> [Task input]:
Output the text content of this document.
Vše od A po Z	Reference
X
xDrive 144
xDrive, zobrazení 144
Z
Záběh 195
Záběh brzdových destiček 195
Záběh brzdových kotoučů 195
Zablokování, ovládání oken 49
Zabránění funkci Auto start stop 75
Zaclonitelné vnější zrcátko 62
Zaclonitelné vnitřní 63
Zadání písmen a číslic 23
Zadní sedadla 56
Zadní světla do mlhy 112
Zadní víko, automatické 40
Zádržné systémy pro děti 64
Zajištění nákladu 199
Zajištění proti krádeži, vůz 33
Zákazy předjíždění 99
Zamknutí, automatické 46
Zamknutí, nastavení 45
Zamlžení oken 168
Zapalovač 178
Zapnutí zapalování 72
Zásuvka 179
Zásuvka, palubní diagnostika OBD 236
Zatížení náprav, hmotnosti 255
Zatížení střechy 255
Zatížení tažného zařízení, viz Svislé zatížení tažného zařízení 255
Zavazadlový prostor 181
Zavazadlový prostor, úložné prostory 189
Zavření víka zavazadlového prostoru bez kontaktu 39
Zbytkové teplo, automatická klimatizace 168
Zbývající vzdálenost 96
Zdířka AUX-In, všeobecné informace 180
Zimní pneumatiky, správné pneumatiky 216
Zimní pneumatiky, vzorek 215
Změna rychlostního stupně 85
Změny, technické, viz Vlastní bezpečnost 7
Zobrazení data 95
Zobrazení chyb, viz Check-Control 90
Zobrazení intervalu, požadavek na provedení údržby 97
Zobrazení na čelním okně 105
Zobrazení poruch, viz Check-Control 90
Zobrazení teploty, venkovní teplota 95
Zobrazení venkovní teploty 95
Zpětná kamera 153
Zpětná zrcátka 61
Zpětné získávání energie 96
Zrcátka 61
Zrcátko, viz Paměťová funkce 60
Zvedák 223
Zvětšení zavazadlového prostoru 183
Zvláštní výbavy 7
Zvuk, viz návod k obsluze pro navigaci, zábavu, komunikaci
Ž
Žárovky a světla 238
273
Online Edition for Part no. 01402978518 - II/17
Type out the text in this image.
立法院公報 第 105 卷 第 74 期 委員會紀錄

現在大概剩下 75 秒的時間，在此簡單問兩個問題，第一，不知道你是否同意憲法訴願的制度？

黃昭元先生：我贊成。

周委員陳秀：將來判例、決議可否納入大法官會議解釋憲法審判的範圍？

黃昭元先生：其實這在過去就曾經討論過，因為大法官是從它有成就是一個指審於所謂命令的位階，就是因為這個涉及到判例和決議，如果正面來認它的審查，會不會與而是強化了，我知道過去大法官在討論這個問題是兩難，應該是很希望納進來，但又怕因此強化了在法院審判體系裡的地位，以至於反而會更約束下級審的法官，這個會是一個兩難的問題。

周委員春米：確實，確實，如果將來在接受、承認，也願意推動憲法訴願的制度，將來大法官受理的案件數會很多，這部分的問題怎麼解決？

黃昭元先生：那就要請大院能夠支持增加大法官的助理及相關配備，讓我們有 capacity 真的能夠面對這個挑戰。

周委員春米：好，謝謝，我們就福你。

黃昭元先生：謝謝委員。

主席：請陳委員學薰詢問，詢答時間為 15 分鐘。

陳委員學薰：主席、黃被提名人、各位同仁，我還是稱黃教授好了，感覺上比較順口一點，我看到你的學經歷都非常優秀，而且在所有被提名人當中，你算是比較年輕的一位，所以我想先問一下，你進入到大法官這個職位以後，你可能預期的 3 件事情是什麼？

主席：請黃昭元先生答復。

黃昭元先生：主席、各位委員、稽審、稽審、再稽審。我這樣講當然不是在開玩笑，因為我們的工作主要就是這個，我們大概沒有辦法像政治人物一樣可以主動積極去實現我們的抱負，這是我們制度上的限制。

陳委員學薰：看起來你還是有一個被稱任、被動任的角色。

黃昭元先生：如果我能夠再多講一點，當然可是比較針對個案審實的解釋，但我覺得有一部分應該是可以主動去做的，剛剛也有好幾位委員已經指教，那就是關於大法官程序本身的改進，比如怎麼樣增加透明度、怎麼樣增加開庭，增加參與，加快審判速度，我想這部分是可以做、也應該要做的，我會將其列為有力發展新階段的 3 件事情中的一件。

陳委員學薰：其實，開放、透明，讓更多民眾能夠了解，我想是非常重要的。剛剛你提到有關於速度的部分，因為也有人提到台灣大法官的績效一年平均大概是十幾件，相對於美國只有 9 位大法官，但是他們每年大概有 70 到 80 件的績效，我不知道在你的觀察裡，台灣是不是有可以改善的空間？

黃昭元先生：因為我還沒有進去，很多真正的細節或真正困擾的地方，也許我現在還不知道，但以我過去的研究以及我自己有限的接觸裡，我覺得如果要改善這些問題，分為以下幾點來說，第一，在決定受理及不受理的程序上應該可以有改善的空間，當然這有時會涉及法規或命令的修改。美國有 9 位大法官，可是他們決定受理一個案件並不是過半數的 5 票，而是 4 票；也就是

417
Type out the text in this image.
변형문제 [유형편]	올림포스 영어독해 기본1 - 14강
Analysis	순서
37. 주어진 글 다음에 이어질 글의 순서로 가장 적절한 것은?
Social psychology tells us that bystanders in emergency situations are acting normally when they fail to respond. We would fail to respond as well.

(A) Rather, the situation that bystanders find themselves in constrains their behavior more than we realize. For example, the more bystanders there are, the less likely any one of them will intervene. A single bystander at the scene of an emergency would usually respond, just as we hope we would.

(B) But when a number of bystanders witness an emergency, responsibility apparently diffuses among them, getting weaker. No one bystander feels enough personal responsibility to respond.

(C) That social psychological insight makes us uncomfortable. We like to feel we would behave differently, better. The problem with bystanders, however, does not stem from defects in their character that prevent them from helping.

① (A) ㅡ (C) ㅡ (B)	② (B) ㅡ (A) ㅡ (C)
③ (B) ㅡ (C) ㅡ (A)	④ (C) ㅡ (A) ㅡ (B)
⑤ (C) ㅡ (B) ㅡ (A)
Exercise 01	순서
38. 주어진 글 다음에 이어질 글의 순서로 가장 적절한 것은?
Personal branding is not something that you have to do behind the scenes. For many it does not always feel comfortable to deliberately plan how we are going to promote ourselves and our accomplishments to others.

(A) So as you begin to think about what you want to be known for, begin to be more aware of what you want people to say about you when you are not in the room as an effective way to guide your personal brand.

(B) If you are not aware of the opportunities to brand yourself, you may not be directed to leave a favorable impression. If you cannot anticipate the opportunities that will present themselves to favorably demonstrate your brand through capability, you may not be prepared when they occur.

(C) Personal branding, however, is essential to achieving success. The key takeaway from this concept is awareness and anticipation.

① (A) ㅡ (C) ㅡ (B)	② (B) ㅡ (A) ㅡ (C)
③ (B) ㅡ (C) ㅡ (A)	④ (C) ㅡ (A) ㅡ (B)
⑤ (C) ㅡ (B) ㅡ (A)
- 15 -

> [Work to do]: Count how many lines hold the string "světla" and give that number alone.

> [Correct response]: 2